- **STATED TASK**:
Pull out every line below that contains the word "structure".

- **ROWS**:
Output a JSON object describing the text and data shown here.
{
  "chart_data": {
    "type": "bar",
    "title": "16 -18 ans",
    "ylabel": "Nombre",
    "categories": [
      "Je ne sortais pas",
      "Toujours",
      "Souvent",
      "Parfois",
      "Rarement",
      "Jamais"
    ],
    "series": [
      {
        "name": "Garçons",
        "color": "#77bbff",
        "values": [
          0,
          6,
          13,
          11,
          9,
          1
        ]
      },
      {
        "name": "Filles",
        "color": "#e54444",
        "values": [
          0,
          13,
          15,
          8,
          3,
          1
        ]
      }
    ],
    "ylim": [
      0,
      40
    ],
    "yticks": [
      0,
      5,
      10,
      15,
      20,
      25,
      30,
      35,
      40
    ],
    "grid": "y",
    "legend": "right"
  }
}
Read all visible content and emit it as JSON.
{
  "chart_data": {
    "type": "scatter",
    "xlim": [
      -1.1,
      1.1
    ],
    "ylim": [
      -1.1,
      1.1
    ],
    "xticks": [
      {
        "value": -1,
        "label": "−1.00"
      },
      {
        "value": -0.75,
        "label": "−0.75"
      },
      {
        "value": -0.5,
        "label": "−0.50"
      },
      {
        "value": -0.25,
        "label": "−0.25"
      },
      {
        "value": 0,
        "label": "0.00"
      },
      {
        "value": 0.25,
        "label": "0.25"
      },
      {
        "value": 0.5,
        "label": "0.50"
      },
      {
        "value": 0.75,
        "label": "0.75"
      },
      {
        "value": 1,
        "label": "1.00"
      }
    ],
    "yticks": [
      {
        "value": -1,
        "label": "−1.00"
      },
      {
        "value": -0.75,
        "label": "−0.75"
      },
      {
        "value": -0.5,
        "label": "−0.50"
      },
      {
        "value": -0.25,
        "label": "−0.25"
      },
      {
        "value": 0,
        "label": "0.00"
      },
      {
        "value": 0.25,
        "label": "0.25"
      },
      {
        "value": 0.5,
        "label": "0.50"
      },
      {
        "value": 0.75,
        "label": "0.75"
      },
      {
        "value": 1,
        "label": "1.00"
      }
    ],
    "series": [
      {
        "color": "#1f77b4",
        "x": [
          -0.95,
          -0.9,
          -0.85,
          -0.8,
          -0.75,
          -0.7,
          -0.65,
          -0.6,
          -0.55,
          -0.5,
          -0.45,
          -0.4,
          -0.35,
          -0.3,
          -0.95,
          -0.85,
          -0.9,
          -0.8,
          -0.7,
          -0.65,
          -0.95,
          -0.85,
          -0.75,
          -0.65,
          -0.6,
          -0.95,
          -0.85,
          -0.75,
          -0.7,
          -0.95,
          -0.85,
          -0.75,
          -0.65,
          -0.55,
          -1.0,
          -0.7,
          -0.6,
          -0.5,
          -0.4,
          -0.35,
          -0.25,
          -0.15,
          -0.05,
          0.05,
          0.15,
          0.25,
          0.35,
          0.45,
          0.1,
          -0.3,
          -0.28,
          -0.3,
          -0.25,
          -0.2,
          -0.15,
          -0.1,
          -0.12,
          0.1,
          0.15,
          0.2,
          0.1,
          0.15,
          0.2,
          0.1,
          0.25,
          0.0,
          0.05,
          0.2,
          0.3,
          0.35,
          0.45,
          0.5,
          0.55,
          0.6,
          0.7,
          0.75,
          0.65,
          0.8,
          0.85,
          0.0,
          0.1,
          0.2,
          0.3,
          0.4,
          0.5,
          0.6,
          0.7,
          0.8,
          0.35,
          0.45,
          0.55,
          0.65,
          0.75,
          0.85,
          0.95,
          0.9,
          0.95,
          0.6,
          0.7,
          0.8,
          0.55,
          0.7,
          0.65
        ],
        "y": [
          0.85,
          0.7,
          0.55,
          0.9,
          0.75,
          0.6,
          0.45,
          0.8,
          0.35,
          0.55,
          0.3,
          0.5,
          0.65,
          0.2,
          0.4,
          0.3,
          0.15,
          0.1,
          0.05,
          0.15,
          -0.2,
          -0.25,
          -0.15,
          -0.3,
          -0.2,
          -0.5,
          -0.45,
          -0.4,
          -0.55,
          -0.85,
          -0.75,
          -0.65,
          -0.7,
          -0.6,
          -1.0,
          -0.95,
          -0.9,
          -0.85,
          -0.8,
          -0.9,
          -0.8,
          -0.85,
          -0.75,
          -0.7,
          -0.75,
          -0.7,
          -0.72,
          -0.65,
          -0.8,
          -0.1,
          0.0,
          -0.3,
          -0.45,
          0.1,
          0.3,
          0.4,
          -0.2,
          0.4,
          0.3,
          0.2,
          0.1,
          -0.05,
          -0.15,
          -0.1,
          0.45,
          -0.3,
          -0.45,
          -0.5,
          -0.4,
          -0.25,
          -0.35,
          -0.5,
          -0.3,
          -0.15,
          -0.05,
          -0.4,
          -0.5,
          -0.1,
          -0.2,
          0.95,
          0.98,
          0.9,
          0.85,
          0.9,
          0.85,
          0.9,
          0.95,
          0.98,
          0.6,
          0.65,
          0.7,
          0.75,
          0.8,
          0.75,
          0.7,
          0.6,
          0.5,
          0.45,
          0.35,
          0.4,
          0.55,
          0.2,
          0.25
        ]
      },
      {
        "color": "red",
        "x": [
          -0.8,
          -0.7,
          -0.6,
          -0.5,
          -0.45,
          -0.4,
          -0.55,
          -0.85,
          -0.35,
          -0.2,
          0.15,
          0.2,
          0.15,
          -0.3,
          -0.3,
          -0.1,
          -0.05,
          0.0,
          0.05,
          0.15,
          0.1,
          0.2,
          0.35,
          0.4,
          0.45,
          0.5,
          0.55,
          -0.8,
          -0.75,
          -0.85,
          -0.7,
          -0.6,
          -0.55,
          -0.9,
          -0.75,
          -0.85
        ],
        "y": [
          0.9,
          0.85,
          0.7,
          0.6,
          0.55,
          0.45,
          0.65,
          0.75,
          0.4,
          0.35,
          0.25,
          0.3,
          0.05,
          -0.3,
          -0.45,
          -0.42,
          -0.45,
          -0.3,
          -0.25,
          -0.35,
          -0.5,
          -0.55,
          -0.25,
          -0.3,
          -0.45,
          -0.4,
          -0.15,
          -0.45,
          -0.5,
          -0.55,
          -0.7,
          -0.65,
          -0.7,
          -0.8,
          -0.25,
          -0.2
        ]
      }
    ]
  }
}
==
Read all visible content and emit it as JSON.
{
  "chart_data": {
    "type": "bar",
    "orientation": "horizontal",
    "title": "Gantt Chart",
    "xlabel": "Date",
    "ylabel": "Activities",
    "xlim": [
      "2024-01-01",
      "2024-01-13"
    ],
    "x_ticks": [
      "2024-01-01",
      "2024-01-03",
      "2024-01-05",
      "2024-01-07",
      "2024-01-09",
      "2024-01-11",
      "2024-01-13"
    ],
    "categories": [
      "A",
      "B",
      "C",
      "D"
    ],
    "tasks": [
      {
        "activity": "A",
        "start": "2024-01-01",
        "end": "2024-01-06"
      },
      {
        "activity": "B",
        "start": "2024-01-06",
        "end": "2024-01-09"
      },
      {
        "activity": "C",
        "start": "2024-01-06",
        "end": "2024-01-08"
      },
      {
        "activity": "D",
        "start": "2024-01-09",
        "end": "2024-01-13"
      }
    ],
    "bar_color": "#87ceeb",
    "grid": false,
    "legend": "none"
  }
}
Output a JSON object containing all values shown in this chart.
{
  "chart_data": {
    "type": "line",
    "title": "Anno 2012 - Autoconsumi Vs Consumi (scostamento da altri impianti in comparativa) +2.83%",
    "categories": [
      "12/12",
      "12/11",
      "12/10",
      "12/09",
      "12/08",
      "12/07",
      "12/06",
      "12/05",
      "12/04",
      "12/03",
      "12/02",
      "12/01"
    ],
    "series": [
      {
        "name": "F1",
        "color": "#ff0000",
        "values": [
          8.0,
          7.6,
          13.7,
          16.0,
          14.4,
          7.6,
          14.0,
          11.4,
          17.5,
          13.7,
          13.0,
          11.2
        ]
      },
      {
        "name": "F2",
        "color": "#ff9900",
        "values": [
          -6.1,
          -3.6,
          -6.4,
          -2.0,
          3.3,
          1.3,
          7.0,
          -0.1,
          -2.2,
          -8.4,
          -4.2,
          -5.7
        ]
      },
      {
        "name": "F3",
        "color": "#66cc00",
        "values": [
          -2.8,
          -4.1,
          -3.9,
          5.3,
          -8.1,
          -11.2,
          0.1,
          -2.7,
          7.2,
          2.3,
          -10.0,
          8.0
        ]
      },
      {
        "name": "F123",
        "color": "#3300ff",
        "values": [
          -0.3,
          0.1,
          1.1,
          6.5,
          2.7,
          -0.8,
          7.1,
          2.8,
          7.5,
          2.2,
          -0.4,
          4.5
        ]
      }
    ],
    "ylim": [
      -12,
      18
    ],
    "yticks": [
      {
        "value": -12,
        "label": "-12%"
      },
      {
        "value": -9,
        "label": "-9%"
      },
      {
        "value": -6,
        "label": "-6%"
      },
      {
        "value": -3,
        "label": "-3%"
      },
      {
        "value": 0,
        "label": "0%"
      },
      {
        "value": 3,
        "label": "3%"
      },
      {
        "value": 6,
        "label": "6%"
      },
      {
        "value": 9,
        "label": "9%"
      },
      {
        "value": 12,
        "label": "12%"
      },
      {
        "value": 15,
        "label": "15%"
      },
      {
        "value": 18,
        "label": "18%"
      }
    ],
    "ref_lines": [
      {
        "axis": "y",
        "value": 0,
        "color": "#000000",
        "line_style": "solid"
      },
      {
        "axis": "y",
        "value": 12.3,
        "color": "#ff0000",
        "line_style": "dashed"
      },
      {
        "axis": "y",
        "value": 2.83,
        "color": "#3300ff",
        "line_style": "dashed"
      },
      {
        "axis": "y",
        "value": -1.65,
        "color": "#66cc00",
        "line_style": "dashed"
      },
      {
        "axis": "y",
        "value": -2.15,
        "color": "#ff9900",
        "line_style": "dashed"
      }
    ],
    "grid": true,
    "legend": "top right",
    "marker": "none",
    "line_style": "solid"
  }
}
==
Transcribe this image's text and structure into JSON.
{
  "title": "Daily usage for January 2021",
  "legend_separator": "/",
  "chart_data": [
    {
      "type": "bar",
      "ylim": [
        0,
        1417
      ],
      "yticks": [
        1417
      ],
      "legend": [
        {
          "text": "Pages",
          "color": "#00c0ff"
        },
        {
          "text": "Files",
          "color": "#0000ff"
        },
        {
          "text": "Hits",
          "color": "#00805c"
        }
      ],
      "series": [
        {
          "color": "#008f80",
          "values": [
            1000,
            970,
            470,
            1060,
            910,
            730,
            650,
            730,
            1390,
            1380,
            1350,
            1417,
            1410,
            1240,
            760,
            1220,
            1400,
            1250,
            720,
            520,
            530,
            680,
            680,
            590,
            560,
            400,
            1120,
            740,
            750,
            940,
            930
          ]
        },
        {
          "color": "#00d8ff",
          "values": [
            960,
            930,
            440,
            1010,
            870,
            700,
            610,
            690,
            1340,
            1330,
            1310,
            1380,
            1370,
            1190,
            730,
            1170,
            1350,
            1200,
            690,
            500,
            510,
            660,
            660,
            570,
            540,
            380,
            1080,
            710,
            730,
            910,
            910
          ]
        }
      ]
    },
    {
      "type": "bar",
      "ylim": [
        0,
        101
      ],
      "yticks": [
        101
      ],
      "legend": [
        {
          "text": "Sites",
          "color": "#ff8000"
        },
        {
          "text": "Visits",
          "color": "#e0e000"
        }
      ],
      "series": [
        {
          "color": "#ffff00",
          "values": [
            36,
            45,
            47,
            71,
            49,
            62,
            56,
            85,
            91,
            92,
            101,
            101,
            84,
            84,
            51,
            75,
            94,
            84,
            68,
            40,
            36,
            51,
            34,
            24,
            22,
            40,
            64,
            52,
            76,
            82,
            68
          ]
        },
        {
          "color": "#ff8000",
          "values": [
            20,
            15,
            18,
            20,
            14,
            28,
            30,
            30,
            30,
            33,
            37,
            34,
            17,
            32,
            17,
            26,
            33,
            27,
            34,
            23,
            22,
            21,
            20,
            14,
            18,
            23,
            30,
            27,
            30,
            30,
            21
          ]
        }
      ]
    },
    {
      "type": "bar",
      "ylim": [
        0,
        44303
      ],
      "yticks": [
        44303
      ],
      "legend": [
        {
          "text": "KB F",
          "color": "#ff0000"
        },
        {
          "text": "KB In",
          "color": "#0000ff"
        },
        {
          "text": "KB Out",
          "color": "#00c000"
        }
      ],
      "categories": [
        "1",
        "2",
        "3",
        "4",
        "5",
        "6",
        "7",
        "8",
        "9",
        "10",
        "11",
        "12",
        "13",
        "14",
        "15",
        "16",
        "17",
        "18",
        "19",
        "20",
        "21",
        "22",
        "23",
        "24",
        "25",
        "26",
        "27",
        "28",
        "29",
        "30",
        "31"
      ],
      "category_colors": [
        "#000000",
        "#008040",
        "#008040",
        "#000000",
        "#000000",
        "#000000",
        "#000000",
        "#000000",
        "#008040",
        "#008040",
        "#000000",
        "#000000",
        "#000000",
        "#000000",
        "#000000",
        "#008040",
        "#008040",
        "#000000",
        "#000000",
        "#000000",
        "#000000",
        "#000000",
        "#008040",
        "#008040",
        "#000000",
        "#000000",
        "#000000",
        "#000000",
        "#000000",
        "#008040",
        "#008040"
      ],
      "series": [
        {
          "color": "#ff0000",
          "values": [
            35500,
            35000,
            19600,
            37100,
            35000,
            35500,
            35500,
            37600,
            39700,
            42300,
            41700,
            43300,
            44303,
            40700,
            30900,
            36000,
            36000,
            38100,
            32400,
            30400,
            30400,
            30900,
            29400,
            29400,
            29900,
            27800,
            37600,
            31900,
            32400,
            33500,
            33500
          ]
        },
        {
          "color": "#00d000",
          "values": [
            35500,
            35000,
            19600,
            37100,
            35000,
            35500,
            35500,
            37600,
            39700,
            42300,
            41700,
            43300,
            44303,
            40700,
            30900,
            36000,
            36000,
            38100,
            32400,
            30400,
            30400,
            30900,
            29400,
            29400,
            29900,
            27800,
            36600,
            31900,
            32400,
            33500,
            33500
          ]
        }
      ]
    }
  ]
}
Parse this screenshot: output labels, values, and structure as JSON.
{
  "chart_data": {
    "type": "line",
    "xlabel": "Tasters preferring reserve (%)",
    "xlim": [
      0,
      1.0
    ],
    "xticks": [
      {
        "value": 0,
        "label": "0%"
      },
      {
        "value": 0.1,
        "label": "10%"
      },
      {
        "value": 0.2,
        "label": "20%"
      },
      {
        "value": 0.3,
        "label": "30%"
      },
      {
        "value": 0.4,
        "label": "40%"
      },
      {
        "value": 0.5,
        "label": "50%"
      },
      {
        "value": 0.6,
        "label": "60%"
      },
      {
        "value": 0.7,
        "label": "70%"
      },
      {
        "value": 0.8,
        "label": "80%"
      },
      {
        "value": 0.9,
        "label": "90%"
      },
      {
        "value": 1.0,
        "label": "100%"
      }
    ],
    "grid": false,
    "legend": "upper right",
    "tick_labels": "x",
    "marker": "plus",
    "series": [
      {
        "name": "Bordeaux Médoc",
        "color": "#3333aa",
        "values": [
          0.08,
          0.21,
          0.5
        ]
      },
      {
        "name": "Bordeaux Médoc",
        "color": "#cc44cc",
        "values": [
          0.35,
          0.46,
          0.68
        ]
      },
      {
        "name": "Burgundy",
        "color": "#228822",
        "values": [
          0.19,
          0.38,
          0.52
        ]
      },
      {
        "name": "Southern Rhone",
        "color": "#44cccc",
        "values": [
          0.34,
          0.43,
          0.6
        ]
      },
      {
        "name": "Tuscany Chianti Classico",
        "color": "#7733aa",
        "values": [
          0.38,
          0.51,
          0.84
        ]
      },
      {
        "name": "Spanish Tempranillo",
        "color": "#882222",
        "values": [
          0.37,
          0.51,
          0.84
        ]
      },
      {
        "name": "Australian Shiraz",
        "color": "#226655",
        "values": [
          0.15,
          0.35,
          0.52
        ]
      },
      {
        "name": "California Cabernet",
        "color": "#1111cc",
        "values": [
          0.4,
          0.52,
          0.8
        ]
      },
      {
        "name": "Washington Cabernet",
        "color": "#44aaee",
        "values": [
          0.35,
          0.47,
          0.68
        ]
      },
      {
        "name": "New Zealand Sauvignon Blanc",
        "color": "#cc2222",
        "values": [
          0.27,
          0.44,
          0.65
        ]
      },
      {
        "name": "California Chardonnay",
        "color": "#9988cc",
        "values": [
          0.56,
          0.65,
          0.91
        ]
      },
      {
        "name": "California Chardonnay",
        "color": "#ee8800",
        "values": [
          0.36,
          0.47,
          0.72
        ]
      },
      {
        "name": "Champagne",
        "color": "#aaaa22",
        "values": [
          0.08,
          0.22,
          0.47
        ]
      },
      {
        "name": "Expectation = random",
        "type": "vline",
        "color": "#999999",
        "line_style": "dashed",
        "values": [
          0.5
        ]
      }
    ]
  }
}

- **RESULT BELOW**:
Transcribe this image's text and structure into JSON.
Parse this screenshot: output labels, values, and structure as JSON.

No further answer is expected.